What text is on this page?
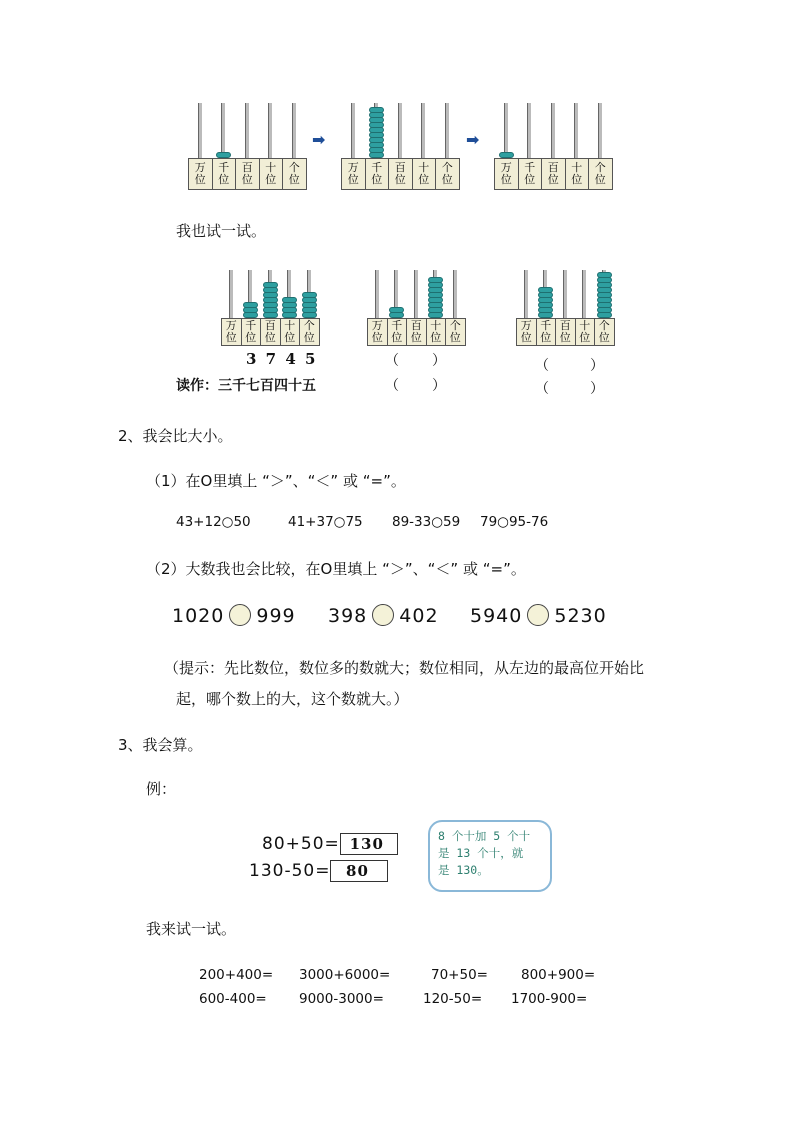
万
位
千
位
百
位
十
位
个
位
万
位
千
位
百
位
十
位
个
位
万
位
千
位
百
位
十
位
个
位
➡	➡
我也试一试。
万
位
千
位
百
位
十
位
个
位
万
位
千
位
百
位
十
位
个
位
万
位
千
位
百
位
十
位
个
位
3 7 4 5
读作：三千七百四十五
（ ）
（ ）
（	）
（	）
2、我会比大小。
（1）在O里填上 “＞”、“＜” 或 “=”。
43+12○50	41+37○75 89-33○59 79○95-76
（2）大数我也会比较，在O里填上 “＞”、“＜” 或 “=”。
1020 999 398 402 5940 5230
（提示：先比数位，数位多的数就大；数位相同，从左边的最高位开始比
起，哪个数上的大，这个数就大。）
3、我会算。
例：
80+50= 130
130-50= 80
8 个十加 5 个十
是 13 个十，就
是 130。
我来试一试。
200+400= 3000+6000=	70+50= 800+900=
600-400= 9000-3000=	120-50= 1700-900=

══════

### [GIVEN PROBLEM]
Write the listing above out again exactly, dropping each image.

### [CORRECT RESULT]
What text is on this page?
万
位
千
位
百
位
十
位
个
位
万
位
千
位
百
位
十
位
个
位
万
位
千
位
百
位
十
位
个
位
➡	➡
我也试一试。
万
位
千
位
百
位
十
位
个
位
万
位
千
位
百
位
十
位
个
位
万
位
千
位
百
位
十
位
个
位
3 7 4 5
读作：三千七百四十五
（ ）
（ ）
（	）
（	）
2、我会比大小。
（1）在O里填上 “＞”、“＜” 或 “=”。
43+12○50	41+37○75 89-33○59 79○95-76
（2）大数我也会比较，在O里填上 “＞”、“＜” 或 “=”。
1020 999 398 402 5940 5230
（提示：先比数位，数位多的数就大；数位相同，从左边的最高位开始比
起，哪个数上的大，这个数就大。）
3、我会算。
例：
80+50= 130
130-50= 80
8 个十加 5 个十
是 13 个十，就
是 130。
我来试一试。
200+400= 3000+6000=	70+50= 800+900=
600-400= 9000-3000=	120-50= 1700-900=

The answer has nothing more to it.